→ Set task
Without omitting anything, retype the data that follows.

··· Dataset rows

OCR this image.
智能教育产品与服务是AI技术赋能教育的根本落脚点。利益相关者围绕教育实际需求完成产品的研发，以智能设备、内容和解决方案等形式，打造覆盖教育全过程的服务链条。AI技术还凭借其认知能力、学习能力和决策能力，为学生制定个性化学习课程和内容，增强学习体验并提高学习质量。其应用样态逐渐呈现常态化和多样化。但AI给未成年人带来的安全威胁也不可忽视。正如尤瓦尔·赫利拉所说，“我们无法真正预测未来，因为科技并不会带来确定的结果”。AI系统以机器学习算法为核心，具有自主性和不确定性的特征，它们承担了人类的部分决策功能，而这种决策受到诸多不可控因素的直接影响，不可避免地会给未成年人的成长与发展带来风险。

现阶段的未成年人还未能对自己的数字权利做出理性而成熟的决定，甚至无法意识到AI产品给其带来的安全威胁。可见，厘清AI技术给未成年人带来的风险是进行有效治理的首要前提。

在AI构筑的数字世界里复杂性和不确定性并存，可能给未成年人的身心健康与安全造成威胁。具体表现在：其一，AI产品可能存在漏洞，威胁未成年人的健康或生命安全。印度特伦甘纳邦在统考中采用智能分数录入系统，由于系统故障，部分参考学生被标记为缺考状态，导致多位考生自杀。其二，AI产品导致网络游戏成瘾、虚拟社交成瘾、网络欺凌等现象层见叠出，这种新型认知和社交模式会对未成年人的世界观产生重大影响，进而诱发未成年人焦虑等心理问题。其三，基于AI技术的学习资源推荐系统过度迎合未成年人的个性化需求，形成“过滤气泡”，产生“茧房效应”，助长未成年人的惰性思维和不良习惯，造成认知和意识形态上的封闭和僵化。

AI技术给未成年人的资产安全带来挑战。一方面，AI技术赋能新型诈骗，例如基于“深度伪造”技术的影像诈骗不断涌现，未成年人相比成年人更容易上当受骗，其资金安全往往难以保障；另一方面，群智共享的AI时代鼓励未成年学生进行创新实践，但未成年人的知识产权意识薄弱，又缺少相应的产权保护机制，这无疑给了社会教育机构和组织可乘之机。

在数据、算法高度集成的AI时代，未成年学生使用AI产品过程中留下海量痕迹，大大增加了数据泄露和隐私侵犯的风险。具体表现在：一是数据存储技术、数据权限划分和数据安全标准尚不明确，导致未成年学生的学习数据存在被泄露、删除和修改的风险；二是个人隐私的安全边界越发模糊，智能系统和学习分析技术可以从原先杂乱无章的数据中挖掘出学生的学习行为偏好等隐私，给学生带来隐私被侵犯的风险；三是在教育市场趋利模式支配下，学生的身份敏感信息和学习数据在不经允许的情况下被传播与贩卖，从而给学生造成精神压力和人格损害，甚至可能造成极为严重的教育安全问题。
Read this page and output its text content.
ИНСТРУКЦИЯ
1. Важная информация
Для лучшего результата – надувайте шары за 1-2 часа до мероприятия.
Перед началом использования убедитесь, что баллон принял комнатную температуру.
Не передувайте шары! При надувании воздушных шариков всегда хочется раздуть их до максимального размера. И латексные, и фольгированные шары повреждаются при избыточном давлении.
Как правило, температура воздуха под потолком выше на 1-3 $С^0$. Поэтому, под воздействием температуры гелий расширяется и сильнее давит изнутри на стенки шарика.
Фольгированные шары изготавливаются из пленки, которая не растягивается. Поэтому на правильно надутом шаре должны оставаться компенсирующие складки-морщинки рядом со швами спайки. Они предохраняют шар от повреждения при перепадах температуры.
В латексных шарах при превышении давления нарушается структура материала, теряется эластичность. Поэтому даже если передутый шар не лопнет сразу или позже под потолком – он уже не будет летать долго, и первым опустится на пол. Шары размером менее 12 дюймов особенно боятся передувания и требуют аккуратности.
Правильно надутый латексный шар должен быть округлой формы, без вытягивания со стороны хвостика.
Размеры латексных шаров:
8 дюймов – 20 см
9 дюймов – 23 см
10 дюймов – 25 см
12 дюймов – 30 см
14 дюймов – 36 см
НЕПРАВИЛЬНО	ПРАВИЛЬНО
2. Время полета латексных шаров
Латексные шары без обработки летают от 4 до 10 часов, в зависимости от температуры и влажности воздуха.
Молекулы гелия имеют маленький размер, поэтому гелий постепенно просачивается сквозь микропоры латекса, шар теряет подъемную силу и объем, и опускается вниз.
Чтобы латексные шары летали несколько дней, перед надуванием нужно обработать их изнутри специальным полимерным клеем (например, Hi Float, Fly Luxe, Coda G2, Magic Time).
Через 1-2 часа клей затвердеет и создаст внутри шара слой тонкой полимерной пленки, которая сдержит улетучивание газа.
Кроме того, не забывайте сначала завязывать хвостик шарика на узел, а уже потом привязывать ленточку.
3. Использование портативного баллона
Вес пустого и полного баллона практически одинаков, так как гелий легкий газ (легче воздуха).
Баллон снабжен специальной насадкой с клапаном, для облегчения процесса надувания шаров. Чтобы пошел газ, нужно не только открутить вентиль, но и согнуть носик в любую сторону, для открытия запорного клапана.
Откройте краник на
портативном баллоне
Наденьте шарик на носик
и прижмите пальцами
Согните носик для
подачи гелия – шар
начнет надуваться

······

→ Solution
OCR this image.
智能教育产品与服务是AI技术赋能教育的根本落脚点。利益相关者围绕教育实际需求完成产品的研发，以智能设备、内容和解决方案等形式，打造覆盖教育全过程的服务链条。AI技术还凭借其认知能力、学习能力和决策能力，为学生制定个性化学习课程和内容，增强学习体验并提高学习质量。其应用样态逐渐呈现常态化和多样化。但AI给未成年人带来的安全威胁也不可忽视。正如尤瓦尔·赫利拉所说，“我们无法真正预测未来，因为科技并不会带来确定的结果”。AI系统以机器学习算法为核心，具有自主性和不确定性的特征，它们承担了人类的部分决策功能，而这种决策受到诸多不可控因素的直接影响，不可避免地会给未成年人的成长与发展带来风险。

现阶段的未成年人还未能对自己的数字权利做出理性而成熟的决定，甚至无法意识到AI产品给其带来的安全威胁。可见，厘清AI技术给未成年人带来的风险是进行有效治理的首要前提。

在AI构筑的数字世界里复杂性和不确定性并存，可能给未成年人的身心健康与安全造成威胁。具体表现在：其一，AI产品可能存在漏洞，威胁未成年人的健康或生命安全。印度特伦甘纳邦在统考中采用智能分数录入系统，由于系统故障，部分参考学生被标记为缺考状态，导致多位考生自杀。其二，AI产品导致网络游戏成瘾、虚拟社交成瘾、网络欺凌等现象层见叠出，这种新型认知和社交模式会对未成年人的世界观产生重大影响，进而诱发未成年人焦虑等心理问题。其三，基于AI技术的学习资源推荐系统过度迎合未成年人的个性化需求，形成“过滤气泡”，产生“茧房效应”，助长未成年人的惰性思维和不良习惯，造成认知和意识形态上的封闭和僵化。

AI技术给未成年人的资产安全带来挑战。一方面，AI技术赋能新型诈骗，例如基于“深度伪造”技术的影像诈骗不断涌现，未成年人相比成年人更容易上当受骗，其资金安全往往难以保障；另一方面，群智共享的AI时代鼓励未成年学生进行创新实践，但未成年人的知识产权意识薄弱，又缺少相应的产权保护机制，这无疑给了社会教育机构和组织可乘之机。

在数据、算法高度集成的AI时代，未成年学生使用AI产品过程中留下海量痕迹，大大增加了数据泄露和隐私侵犯的风险。具体表现在：一是数据存储技术、数据权限划分和数据安全标准尚不明确，导致未成年学生的学习数据存在被泄露、删除和修改的风险；二是个人隐私的安全边界越发模糊，智能系统和学习分析技术可以从原先杂乱无章的数据中挖掘出学生的学习行为偏好等隐私，给学生带来隐私被侵犯的风险；三是在教育市场趋利模式支配下，学生的身份敏感信息和学习数据在不经允许的情况下被传播与贩卖，从而给学生造成精神压力和人格损害，甚至可能造成极为严重的教育安全问题。
Read this page and output its text content.
ИНСТРУКЦИЯ
1. Важная информация
Для лучшего результата – надувайте шары за 1-2 часа до мероприятия.
Перед началом использования убедитесь, что баллон принял комнатную температуру.
Не передувайте шары! При надувании воздушных шариков всегда хочется раздуть их до максимального размера. И латексные, и фольгированные шары повреждаются при избыточном давлении.
Как правило, температура воздуха под потолком выше на 1-3 $С^0$. Поэтому, под воздействием температуры гелий расширяется и сильнее давит изнутри на стенки шарика.
Фольгированные шары изготавливаются из пленки, которая не растягивается. Поэтому на правильно надутом шаре должны оставаться компенсирующие складки-морщинки рядом со швами спайки. Они предохраняют шар от повреждения при перепадах температуры.
В латексных шарах при превышении давления нарушается структура материала, теряется эластичность. Поэтому даже если передутый шар не лопнет сразу или позже под потолком – он уже не будет летать долго, и первым опустится на пол. Шары размером менее 12 дюймов особенно боятся передувания и требуют аккуратности.
Правильно надутый латексный шар должен быть округлой формы, без вытягивания со стороны хвостика.
Размеры латексных шаров:
8 дюймов – 20 см
9 дюймов – 23 см
10 дюймов – 25 см
12 дюймов – 30 см
14 дюймов – 36 см
НЕПРАВИЛЬНО	ПРАВИЛЬНО
2. Время полета латексных шаров
Латексные шары без обработки летают от 4 до 10 часов, в зависимости от температуры и влажности воздуха.
Молекулы гелия имеют маленький размер, поэтому гелий постепенно просачивается сквозь микропоры латекса, шар теряет подъемную силу и объем, и опускается вниз.
Чтобы латексные шары летали несколько дней, перед надуванием нужно обработать их изнутри специальным полимерным клеем (например, Hi Float, Fly Luxe, Coda G2, Magic Time).
Через 1-2 часа клей затвердеет и создаст внутри шара слой тонкой полимерной пленки, которая сдержит улетучивание газа.
Кроме того, не забывайте сначала завязывать хвостик шарика на узел, а уже потом привязывать ленточку.
3. Использование портативного баллона
Вес пустого и полного баллона практически одинаков, так как гелий легкий газ (легче воздуха).
Баллон снабжен специальной насадкой с клапаном, для облегчения процесса надувания шаров. Чтобы пошел газ, нужно не только открутить вентиль, но и согнуть носик в любую сторону, для открытия запорного клапана.
Откройте краник на
портативном баллоне
Наденьте шарик на носик
и прижмите пальцами
Согните носик для
подачи гелия – шар
начнет надуваться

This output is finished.